> [PROBLEM TO WORK ON]: Where a line contains the string "أكتوبر", copy that line.

> [RECORD EXTRACTS]:
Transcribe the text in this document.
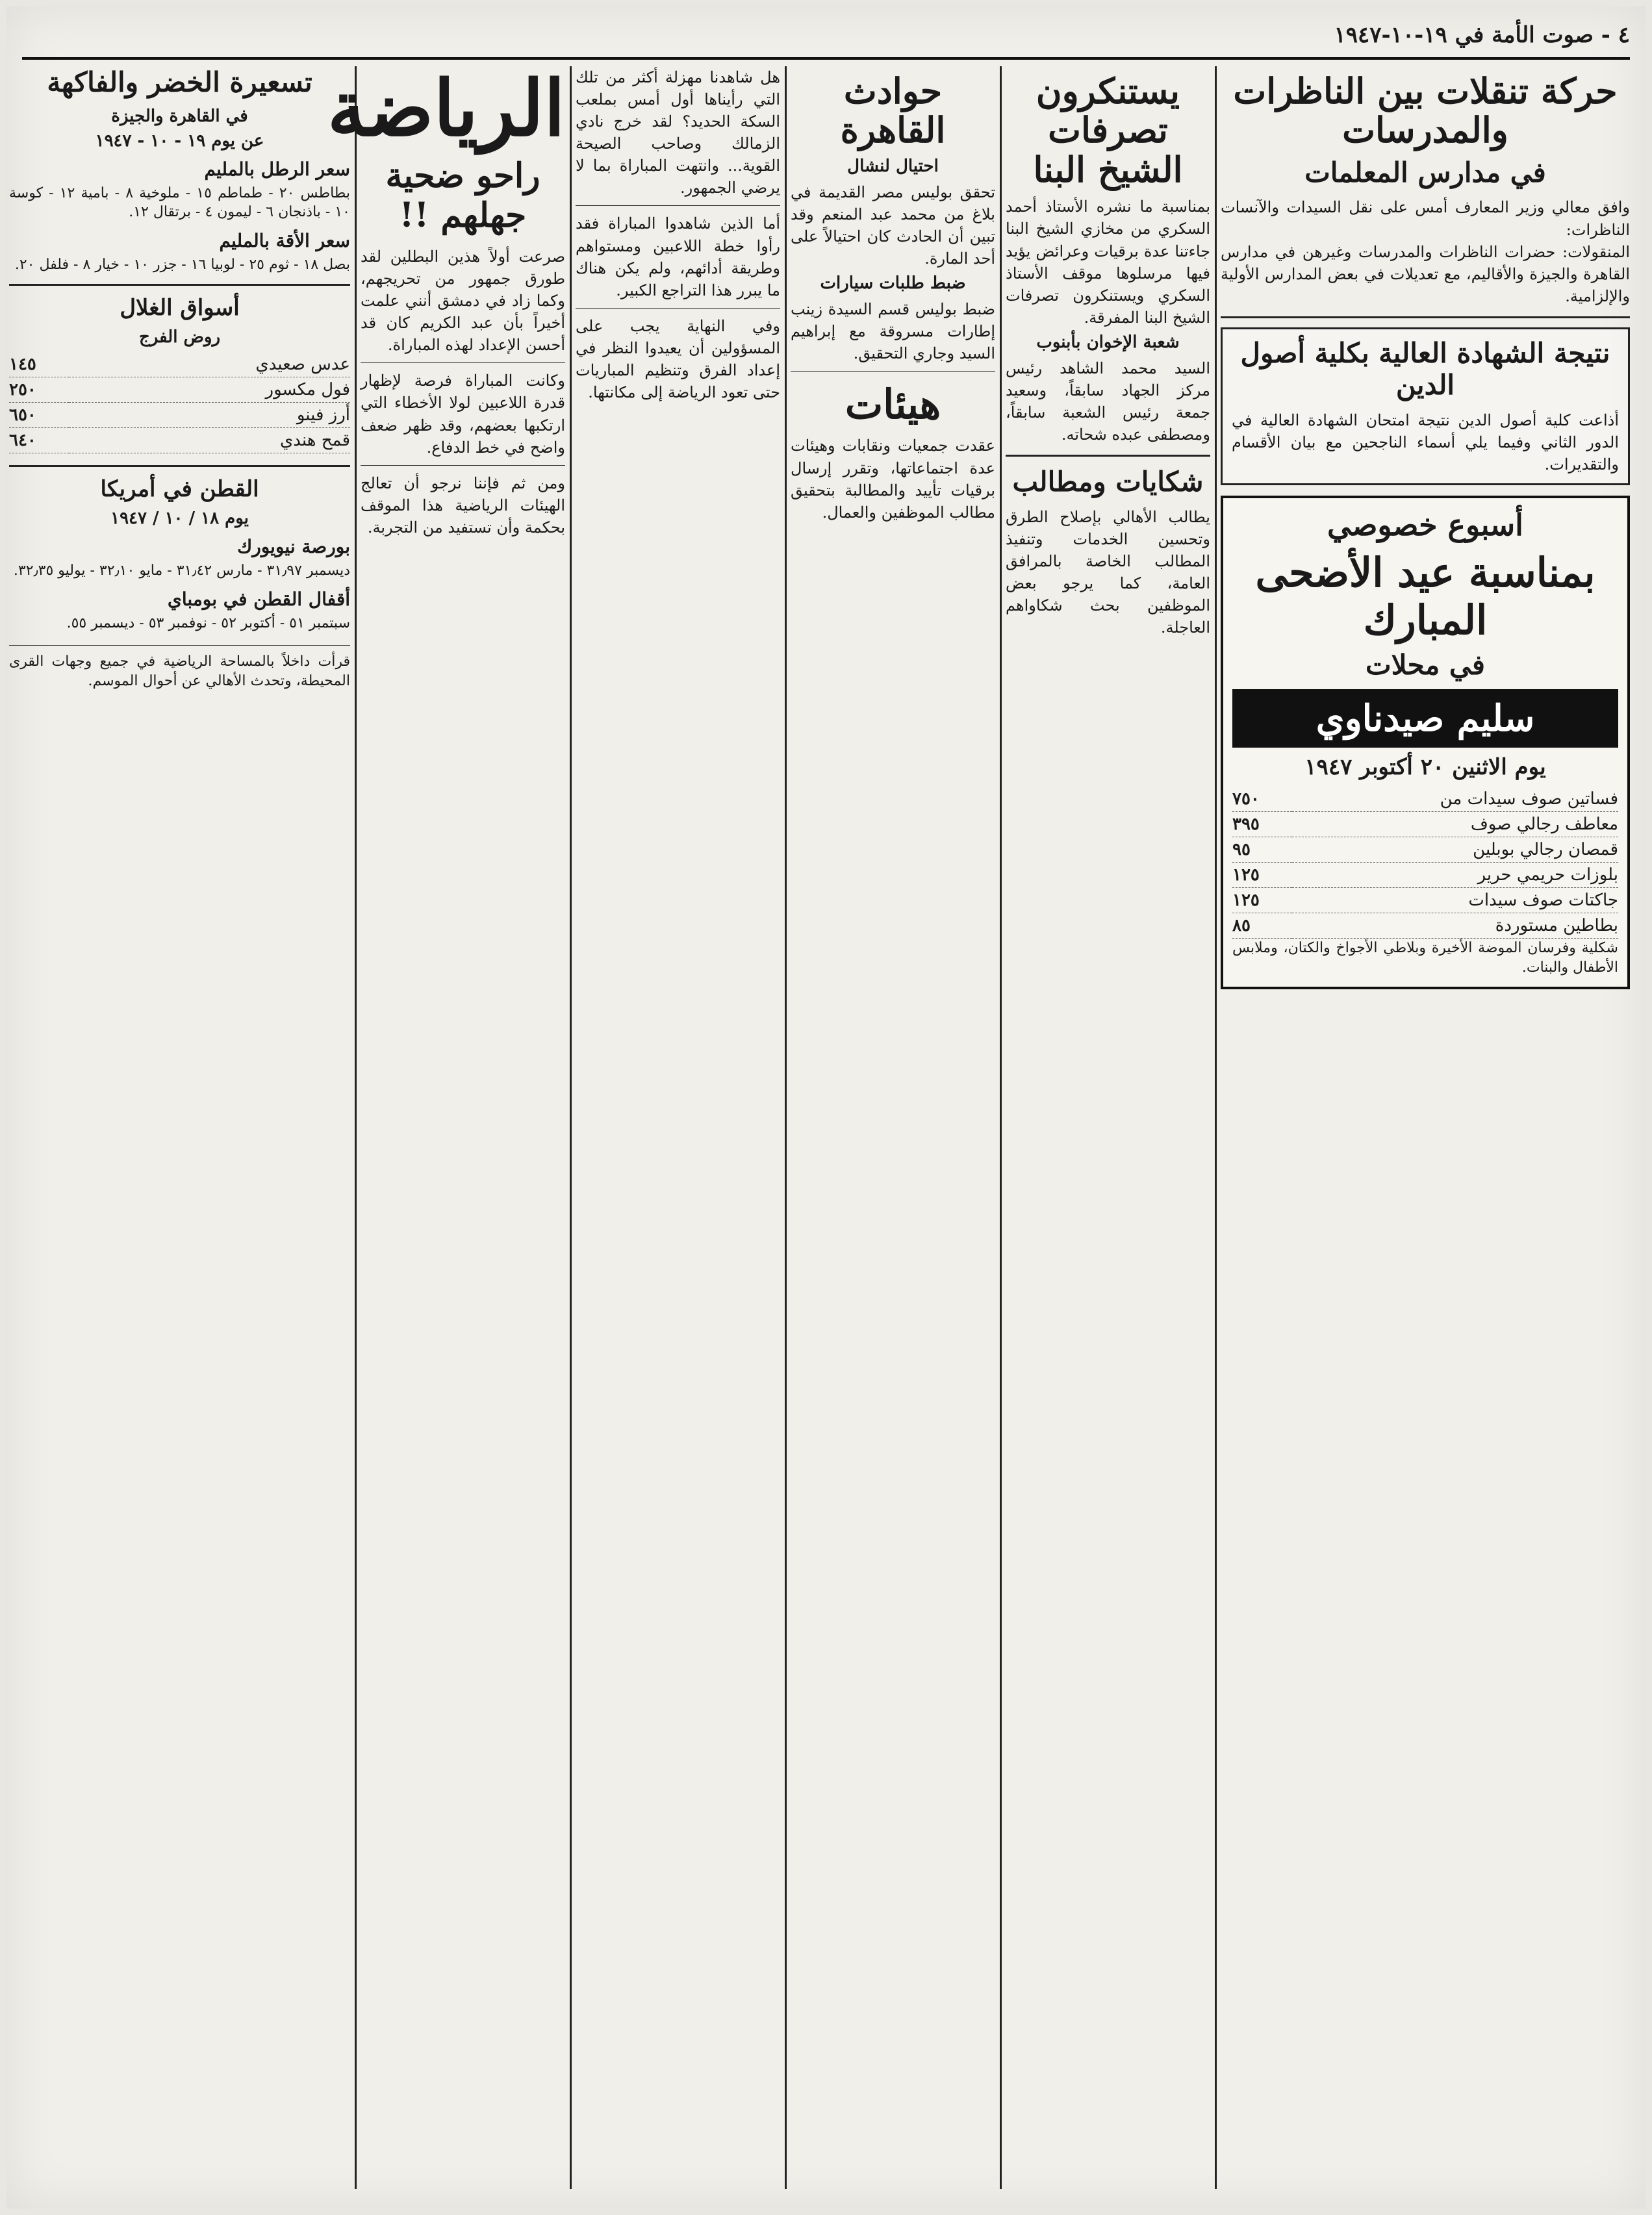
٤ - صوت الأمة في ١٩-١٠-١٩٤٧
حركة تنقلات بين الناظرات والمدرسات
في مدارس المعلمات
وافق معالي وزير المعارف أمس على نقل السيدات والآنسات الناظرات:
المنقولات: حضرات الناظرات والمدرسات وغيرهن في مدارس القاهرة والجيزة والأقاليم، مع تعديلات في بعض المدارس الأولية والإلزامية.
نتيجة الشهادة العالية بكلية أصول الدين
أذاعت كلية أصول الدين نتيجة امتحان الشهادة العالية في الدور الثاني وفيما يلي أسماء الناجحين مع بيان الأقسام والتقديرات.
أسبوع خصوصي
بمناسبة عيد الأضحى المبارك
في محلات
سليم صيدناوي
يوم الاثنين ٢٠ أكتوبر ١٩٤٧
فساتين صوف سيدات من	٧٥٠
معاطف رجالي صوف	٣٩٥
قمصان رجالي بوبلين	٩٥
بلوزات حريمي حرير	١٢٥
جاكتات صوف سيدات	١٢٥
بطاطين مستوردة	٨٥
شكلية وفرسان الموضة الأخيرة وبلاطي الأجواخ والكتان، وملابس الأطفال والبنات.
يستنكرون تصرفات الشيخ البنا
بمناسبة ما نشره الأستاذ أحمد السكري من مخازي الشيخ البنا جاءتنا عدة برقيات وعرائض يؤيد فيها مرسلوها موقف الأستاذ السكري ويستنكرون تصرفات الشيخ البنا المفرقة.
شعبة الإخوان بأبنوب
السيد محمد الشاهد رئيس مركز الجهاد سابقاً، وسعيد جمعة رئيس الشعبة سابقاً، ومصطفى عبده شحاته.
شكايات ومطالب
يطالب الأهالي بإصلاح الطرق وتحسين الخدمات وتنفيذ المطالب الخاصة بالمرافق العامة، كما يرجو بعض الموظفين بحث شكاواهم العاجلة.
حوادث القاهرة
احتيال لنشال
تحقق بوليس مصر القديمة في بلاغ من محمد عبد المنعم وقد تبين أن الحادث كان احتيالاً على أحد المارة.
ضبط طلبات سيارات
ضبط بوليس قسم السيدة زينب إطارات مسروقة مع إبراهيم السيد وجاري التحقيق.
هيئات
عقدت جمعيات ونقابات وهيئات عدة اجتماعاتها، وتقرر إرسال برقيات تأييد والمطالبة بتحقيق مطالب الموظفين والعمال.
هل شاهدنا مهزلة أكثر من تلك التي رأيناها أول أمس بملعب السكة الحديد؟ لقد خرج نادي الزمالك وصاحب الصيحة القوية... وانتهت المباراة بما لا يرضي الجمهور.
أما الذين شاهدوا المباراة فقد رأوا خطة اللاعبين ومستواهم وطريقة أدائهم، ولم يكن هناك ما يبرر هذا التراجع الكبير.
وفي النهاية يجب على المسؤولين أن يعيدوا النظر في إعداد الفرق وتنظيم المباريات حتى تعود الرياضة إلى مكانتها.
الرياضة
راحو ضحية جهلهم !!
صرعت أولاً هذين البطلين لقد طورق جمهور من تحريجهم، وكما زاد في دمشق أنني علمت أخيراً بأن عبد الكريم كان قد أحسن الإعداد لهذه المباراة.
وكانت المباراة فرصة لإظهار قدرة اللاعبين لولا الأخطاء التي ارتكبها بعضهم، وقد ظهر ضعف واضح في خط الدفاع.
ومن ثم فإننا نرجو أن تعالج الهيئات الرياضية هذا الموقف بحكمة وأن تستفيد من التجربة.
تسعيرة الخضر والفاكهة
في القاهرة والجيزة
عن يوم ١٩ - ١٠ - ١٩٤٧
سعر الرطل بالمليم
بطاطس ٢٠ - طماطم ١٥ - ملوخية ٨ - بامية ١٢ - كوسة ١٠ - باذنجان ٦ - ليمون ٤ - برتقال ١٢.
سعر الأقة بالمليم
بصل ١٨ - ثوم ٢٥ - لوبيا ١٦ - جزر ١٠ - خيار ٨ - فلفل ٢٠.
أسواق الغلال
روض الفرج
عدس صعيدي	١٤٥
فول مكسور	٢٥٠
أرز فينو	٦٥٠
قمح هندي	٦٤٠
القطن في أمريكا
يوم ١٨ / ١٠ / ١٩٤٧
بورصة نيويورك
ديسمبر ٣١٫٩٧ - مارس ٣١٫٤٢ - مايو ٣٢٫١٠ - يوليو ٣٢٫٣٥.
أقفال القطن في بومباي
سبتمبر ٥١ - أكتوبر ٥٢ - نوفمبر ٥٣ - ديسمبر ٥٥.
قرأت داخلاً بالمساحة الرياضية في جميع وجهات القرى المحيطة، وتحدث الأهالي عن أحوال الموسم.
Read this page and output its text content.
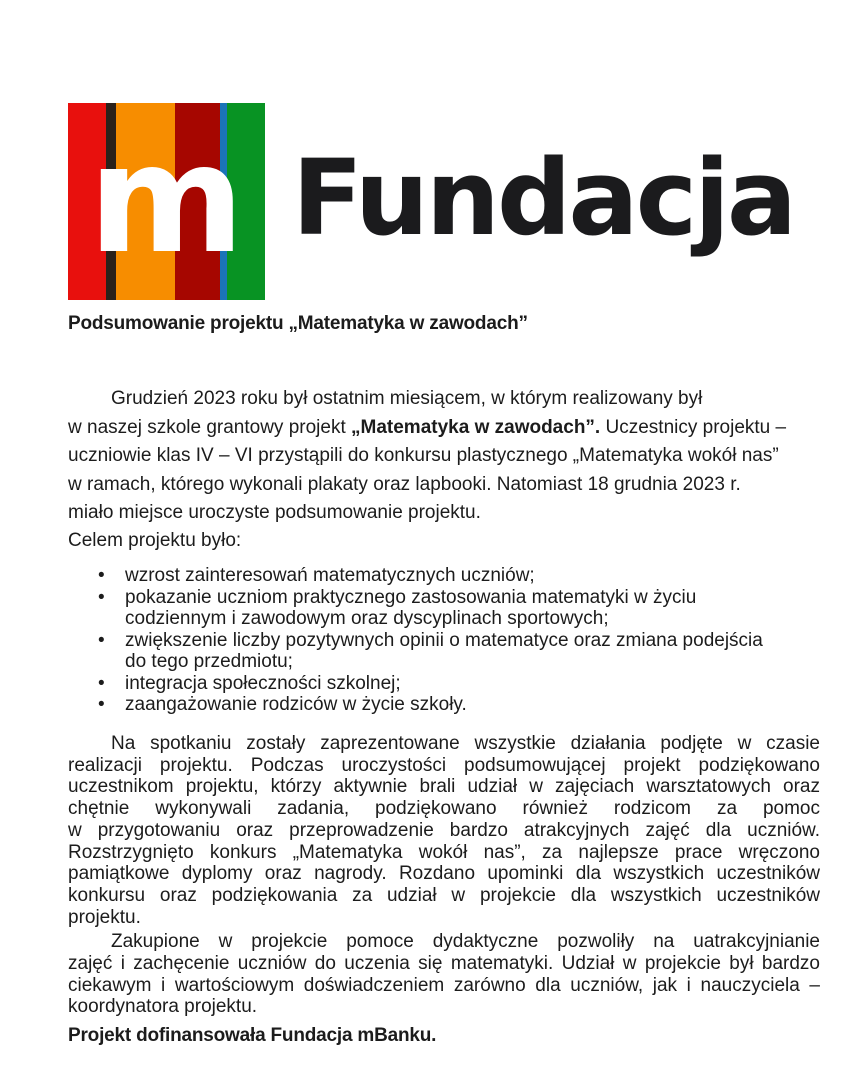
m Fundacja
Podsumowanie projektu „Matematyka w zawodach”
Grudzień 2023 roku był ostatnim miesiącem, w którym realizowany był
w naszej szkole grantowy projekt „Matematyka w zawodach”. Uczestnicy projektu –
uczniowie klas IV – VI przystąpili do konkursu plastycznego „Matematyka wokół nas”
w ramach, którego wykonali plakaty oraz lapbooki. Natomiast 18 grudnia 2023 r.
miało miejsce uroczyste podsumowanie projektu.
Celem projektu było:
• wzrost zainteresowań matematycznych uczniów;
• pokazanie uczniom praktycznego zastosowania matematyki w życiu
codziennym i zawodowym oraz dyscyplinach sportowych;
• zwiększenie liczby pozytywnych opinii o matematyce oraz zmiana podejścia
do tego przedmiotu;
• integracja społeczności szkolnej;
• zaangażowanie rodziców w życie szkoły.
Na spotkaniu zostały zaprezentowane wszystkie działania podjęte w czasie
realizacji projektu. Podczas uroczystości podsumowującej projekt podziękowano
uczestnikom projektu, którzy aktywnie brali udział w zajęciach warsztatowych oraz
chętnie wykonywali zadania, podziękowano również rodzicom za pomoc
w przygotowaniu oraz przeprowadzenie bardzo atrakcyjnych zajęć dla uczniów.
Rozstrzygnięto konkurs „Matematyka wokół nas”, za najlepsze prace wręczono
pamiątkowe dyplomy oraz nagrody. Rozdano upominki dla wszystkich uczestników
konkursu oraz podziękowania za udział w projekcie dla wszystkich uczestników
projektu.
Zakupione w projekcie pomoce dydaktyczne pozwoliły na uatrakcyjnianie
zajęć i zachęcenie uczniów do uczenia się matematyki. Udział w projekcie był bardzo
ciekawym i wartościowym doświadczeniem zarówno dla uczniów, jak i nauczyciela –
koordynatora projektu.
Projekt dofinansowała Fundacja mBanku.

> [TASK ANSWER]:
يوم الاثنين ٢٠ أكتوبر ١٩٤٧
سبتمبر ٥١ - أكتوبر ٥٢ - نوفمبر ٥٣ - ديسمبر ٥٥.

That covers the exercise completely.